Für das Erreichen dieser Vision bedarf es insbesondere der Expertisen in den Bereichen elektroorganische Synthese, Künstliche Intelligenz (KI)-basierte statistische Versuchsplanung, (virtuelles) Design leistungsfähiger Elektroden und Elektrolysezellen sowie Konzepte und Prozessverständnis zur Hochskalierung in den industriellen Maßstab. Der Zukunftscluster ETOS möchte erstmalig ein gemeinsames Netzwerk zwischen der organischen Synthese bis hin zur (elektro-)chemischen Verfahrens- und Reaktionstechnik etablieren, um technologische Durchbrüche zu erzielen. So kann die gesamte Bandbreite der multidisziplinären und grundlegenden Forschung zusammengeführt werden. Dafür wird das Netzwerk die universitäre Forschung mit der Großindustrie sowie mit kleinen und mittleren Unternehmen zum Technologietransfer miteinander verbinden.

Das Konzept von ETOS basiert auf der exzellenten Grundlagen- und anwendungsorientierten Forschung der Johannes Gutenberg-Universität (JGU) Mainz und des Karlsruher Institut für Technologie (KIT).

Das Department Chemie der JGU Mainz deckt mit den Themenbereichen „Elektroorganische Synthese”, „Naturstoff- und Wirkstoffsynthese” und „Analytische Chemie” zentrale Methoden für die Entwicklung elektroorganischer Transformationen ab. Das elektrosynthetische Screening unter Nutzung von modernen Algorithmen für die Identifizierung und Optimierung ist ein Mainzer Aushängeschild und stellt das Rückgrat der umfangreichen Forschungstätigkeiten dar. Ein weiterer Schwerpunkt ist die Flusselektrolyseur-Entwicklung mit kleinen Elektrodenabständen (Narrow-Gap-Ansatz) bis hin in den semitechnischen Kilogramm-Maßstab.

Das KIT bringt die ingenieurwissenschaftliche und verfahrenstechnische Expertise ins Konsortium ein. Zu den Kernkompetenzen zählen modell-gestützte Analyse und Optimierung von Elektroden und Zellen über strukturierte Reaktoren, der Betrieb in Power-to-X-Infrastrukturen, Katalysatorsynthese, Prozessdesign, -hochskalierung, und -bewertung sowie Großanlagenbetrieb. KI-Experten mit ihrer Datenbankentwicklung zum Molekülscreening in der organischen Synthese werden ebenfalls eingebunden. Die Akteure am KIT stehen für quantitative Analyse, Optimierung und Simulation nachhaltiger (elektro-)chemischer Prozesse auf allen Ebenen, von der Oberfläche bis zu großskaligen Elektrolyseuren.

In der Konzeptionsphase wurden die JGU Mainz und das KIT gefördert, um gemeinsam die Cluster-Strategie für ETOS zu entwickeln. Zusammen mit weiteren akademischen Akteuren von der TU Darmstadt, der TU Kaiserslautern und außeruniversitären Forschungseinrichtungen, wurden gezielt regionale industrielle Akteure angesprochen und Projekte für die erste Umsetzungsphase entwickelt, die zur Vision der Elektrifizierung technischer organischer Synthesen in der regionalen Industrie beitrugen.

Positionseinträge der Elemente:
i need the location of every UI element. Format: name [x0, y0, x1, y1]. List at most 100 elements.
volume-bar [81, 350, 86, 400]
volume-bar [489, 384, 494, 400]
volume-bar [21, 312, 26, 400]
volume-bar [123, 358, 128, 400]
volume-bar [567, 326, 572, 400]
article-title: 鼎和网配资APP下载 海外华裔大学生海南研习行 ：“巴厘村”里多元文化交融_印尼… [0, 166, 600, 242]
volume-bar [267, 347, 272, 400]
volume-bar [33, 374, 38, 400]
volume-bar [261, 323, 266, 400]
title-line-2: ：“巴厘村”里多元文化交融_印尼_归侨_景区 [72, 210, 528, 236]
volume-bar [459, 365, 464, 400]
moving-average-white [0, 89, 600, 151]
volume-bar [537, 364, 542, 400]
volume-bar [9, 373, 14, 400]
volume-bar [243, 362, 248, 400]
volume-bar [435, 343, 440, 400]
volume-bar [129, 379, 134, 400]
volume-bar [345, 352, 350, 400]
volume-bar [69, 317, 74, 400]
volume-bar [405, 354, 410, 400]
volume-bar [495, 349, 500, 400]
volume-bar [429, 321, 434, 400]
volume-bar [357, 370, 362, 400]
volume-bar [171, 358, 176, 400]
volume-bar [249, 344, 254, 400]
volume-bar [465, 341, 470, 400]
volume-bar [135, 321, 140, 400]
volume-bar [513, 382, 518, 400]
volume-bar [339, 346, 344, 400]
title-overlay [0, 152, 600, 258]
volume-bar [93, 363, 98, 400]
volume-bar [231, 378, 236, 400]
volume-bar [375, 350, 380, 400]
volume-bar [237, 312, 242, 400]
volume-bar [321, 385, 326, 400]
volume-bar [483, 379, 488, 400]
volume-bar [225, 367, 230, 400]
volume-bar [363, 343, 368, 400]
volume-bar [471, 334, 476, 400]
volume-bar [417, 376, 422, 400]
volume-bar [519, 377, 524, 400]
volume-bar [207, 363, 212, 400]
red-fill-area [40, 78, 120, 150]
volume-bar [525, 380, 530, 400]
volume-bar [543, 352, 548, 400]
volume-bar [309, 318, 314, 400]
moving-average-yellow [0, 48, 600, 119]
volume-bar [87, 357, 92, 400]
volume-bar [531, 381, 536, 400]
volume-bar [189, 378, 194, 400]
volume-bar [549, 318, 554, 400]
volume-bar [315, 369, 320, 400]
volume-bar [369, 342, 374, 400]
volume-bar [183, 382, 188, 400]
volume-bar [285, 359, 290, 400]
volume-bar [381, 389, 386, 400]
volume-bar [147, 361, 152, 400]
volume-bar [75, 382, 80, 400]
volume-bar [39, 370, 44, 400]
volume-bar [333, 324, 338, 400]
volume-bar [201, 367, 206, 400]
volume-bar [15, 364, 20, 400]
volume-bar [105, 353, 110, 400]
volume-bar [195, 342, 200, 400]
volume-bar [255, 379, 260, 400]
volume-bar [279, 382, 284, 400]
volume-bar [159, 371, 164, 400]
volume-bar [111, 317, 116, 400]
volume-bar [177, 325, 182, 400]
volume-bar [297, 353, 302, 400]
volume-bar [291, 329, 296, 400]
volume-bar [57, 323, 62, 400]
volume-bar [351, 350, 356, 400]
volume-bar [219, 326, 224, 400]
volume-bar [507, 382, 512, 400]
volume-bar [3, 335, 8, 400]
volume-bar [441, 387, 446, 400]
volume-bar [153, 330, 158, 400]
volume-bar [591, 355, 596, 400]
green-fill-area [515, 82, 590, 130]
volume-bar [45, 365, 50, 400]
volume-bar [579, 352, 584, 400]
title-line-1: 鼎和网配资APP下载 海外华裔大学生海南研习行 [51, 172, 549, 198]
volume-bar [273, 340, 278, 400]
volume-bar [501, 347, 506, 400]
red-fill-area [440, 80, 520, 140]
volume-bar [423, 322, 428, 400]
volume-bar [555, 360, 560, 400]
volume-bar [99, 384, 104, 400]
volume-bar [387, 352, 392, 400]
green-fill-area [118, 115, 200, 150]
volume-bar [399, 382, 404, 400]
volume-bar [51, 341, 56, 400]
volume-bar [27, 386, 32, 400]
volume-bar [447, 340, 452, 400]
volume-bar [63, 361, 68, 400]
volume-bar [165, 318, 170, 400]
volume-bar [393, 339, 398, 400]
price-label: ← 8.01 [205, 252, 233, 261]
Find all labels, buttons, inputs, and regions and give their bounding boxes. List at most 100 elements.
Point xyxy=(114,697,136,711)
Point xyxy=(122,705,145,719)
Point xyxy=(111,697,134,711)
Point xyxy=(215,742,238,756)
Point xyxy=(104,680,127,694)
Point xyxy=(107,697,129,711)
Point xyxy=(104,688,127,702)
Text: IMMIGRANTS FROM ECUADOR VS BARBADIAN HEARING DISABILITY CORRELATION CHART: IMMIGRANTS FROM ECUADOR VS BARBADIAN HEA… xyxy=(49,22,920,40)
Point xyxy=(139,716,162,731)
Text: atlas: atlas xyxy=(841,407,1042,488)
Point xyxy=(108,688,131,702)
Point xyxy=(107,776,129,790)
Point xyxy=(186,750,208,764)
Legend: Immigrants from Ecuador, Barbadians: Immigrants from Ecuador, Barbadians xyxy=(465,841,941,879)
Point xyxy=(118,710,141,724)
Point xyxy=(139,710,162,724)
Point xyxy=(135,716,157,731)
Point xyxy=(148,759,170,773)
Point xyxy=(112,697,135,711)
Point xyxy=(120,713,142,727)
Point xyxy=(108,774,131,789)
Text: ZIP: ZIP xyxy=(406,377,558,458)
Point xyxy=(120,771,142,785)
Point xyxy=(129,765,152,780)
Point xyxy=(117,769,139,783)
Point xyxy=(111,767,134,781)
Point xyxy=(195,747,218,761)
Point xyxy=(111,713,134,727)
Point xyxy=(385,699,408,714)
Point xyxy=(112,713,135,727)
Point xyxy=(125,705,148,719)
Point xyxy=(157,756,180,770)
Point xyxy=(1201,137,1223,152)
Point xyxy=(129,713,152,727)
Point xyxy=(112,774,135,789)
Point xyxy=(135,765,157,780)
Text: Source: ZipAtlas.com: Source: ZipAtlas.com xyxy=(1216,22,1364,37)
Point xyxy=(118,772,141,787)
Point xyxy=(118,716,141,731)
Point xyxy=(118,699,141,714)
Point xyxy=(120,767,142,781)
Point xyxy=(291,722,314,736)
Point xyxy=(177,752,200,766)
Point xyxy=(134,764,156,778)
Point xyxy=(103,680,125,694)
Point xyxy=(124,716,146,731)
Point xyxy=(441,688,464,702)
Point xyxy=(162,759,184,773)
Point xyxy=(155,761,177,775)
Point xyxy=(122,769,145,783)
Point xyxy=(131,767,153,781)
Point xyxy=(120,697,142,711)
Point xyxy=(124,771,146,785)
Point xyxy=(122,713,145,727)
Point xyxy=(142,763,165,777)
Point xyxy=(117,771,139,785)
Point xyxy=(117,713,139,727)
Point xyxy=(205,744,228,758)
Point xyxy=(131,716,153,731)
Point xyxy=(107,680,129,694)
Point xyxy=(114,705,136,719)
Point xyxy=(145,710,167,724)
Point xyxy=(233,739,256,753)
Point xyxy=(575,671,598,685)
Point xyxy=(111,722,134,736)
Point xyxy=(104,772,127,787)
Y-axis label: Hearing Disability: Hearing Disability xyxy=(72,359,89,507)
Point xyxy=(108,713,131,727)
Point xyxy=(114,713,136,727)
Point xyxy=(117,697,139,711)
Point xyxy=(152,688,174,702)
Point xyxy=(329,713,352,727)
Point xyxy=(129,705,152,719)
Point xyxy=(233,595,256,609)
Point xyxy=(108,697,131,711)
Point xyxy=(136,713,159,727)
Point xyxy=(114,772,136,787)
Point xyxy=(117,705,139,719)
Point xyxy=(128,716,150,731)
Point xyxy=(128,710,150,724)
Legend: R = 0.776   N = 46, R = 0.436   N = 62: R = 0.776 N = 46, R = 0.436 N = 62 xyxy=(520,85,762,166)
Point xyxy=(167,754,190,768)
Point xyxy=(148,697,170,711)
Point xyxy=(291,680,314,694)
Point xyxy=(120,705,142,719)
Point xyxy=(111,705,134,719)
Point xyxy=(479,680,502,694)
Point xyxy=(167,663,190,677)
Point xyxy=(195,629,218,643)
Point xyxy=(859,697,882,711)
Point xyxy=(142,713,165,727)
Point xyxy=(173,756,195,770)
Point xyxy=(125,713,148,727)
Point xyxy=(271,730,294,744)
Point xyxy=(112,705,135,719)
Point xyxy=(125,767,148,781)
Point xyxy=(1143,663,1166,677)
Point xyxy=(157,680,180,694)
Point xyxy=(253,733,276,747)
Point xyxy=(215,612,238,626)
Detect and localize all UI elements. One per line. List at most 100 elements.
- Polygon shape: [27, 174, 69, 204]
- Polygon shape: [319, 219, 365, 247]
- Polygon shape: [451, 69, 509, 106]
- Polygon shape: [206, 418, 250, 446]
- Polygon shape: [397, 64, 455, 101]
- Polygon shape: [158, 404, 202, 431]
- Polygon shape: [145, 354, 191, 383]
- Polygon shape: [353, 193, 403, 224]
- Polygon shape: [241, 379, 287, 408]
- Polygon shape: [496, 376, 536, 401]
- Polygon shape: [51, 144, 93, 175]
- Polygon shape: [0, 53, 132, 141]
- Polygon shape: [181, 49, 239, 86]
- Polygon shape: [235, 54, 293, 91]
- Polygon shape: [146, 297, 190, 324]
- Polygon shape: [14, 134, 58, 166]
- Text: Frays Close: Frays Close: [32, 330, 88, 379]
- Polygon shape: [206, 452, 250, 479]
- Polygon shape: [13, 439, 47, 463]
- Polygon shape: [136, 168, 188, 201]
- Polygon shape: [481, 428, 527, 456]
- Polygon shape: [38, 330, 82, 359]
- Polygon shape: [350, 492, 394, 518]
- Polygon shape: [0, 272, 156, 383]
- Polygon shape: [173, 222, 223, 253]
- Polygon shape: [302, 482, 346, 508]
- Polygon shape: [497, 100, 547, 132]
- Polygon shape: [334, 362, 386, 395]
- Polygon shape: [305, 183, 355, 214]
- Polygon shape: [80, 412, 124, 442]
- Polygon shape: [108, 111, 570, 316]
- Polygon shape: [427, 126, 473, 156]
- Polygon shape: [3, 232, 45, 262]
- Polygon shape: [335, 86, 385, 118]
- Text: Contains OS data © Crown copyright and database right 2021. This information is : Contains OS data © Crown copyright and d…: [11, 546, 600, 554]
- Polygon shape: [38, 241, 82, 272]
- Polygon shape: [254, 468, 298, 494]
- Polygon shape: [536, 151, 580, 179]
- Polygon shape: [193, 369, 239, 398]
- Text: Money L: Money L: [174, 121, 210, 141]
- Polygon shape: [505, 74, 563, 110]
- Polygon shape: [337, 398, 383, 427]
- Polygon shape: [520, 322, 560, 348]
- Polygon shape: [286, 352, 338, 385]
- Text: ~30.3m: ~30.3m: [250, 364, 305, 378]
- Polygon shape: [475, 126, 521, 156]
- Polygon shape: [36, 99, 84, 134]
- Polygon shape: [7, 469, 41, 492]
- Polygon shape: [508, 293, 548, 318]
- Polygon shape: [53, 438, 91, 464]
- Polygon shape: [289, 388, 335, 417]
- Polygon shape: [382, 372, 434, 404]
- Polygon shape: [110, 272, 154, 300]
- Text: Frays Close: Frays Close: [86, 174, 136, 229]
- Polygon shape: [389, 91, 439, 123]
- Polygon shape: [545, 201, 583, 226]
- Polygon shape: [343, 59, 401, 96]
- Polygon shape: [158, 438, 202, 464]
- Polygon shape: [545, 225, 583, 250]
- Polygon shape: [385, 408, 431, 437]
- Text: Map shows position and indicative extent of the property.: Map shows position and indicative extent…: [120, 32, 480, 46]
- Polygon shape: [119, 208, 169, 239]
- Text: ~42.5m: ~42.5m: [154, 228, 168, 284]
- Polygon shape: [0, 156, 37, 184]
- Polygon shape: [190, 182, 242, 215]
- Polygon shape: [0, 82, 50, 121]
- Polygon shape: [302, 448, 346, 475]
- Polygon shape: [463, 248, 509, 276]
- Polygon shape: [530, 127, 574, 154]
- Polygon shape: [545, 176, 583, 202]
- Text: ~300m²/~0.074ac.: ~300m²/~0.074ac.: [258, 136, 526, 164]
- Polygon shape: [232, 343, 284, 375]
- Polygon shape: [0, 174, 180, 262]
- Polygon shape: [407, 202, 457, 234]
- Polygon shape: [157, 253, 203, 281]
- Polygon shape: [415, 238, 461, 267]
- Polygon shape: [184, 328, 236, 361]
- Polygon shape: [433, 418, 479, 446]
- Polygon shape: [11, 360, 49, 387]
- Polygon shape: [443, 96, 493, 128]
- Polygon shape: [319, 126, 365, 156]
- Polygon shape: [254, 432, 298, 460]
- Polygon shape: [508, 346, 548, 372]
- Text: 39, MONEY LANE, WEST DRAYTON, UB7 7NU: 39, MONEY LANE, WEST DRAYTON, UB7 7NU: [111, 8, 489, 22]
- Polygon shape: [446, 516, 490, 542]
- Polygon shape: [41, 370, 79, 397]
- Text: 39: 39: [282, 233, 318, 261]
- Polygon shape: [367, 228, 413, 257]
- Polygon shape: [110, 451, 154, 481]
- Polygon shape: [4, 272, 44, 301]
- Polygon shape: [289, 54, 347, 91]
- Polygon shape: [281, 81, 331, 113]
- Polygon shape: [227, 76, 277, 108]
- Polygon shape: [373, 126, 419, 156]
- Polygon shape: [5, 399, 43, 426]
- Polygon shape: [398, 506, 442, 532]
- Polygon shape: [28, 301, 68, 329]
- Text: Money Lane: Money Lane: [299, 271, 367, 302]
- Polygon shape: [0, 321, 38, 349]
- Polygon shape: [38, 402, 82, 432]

# [Aufgaben]
a - Zähle alle akademischen Einrichtungen auf, die der Text über den Zukunftscluster ETOS mit Namen nennt.
b - Schreib den Text über den Zukunftscluster ETOS nach seinem letzten Satz weiter.

# [Ergebnisse je Aufgabe]
a -
- Johannes Gutenberg-Universität (JGU) Mainz
- Karlsruher Institut für Technologie (KIT)
- TU Darmstadt
- TU Kaiserslautern

b -
Die ETOS-Partner in der regionalen Wirtschaft umfassten sowohl die Großindustrie als auch kleine und mittlere Unternehmen. Erfahrungen aus den Workshops zur Schulung in der elektroorganischen Synthese wurden genutzt, um die zentralen Themen der angestrebten Wertschöpfungskette von ETOS – von der Chemie bis zu den Ingenieurswissenschaften – in Weiterbildungsmaßnahmen effizient zu vermitteln. Weiterhin dienten die Workshops zum Networking.

Auf einen Blick
  • Projektlaufzeit: 01.10.2021 bis 31.03.2022
  • Zuwendung des Verbundes: 158.802,62 € (für JGU und KIT inklusive Projektpauschale)
  • Zuwendungsempfänger:  Johannes Gutenberg-Universität Mainz und das Karlsruher Institut für Technologie (KIT)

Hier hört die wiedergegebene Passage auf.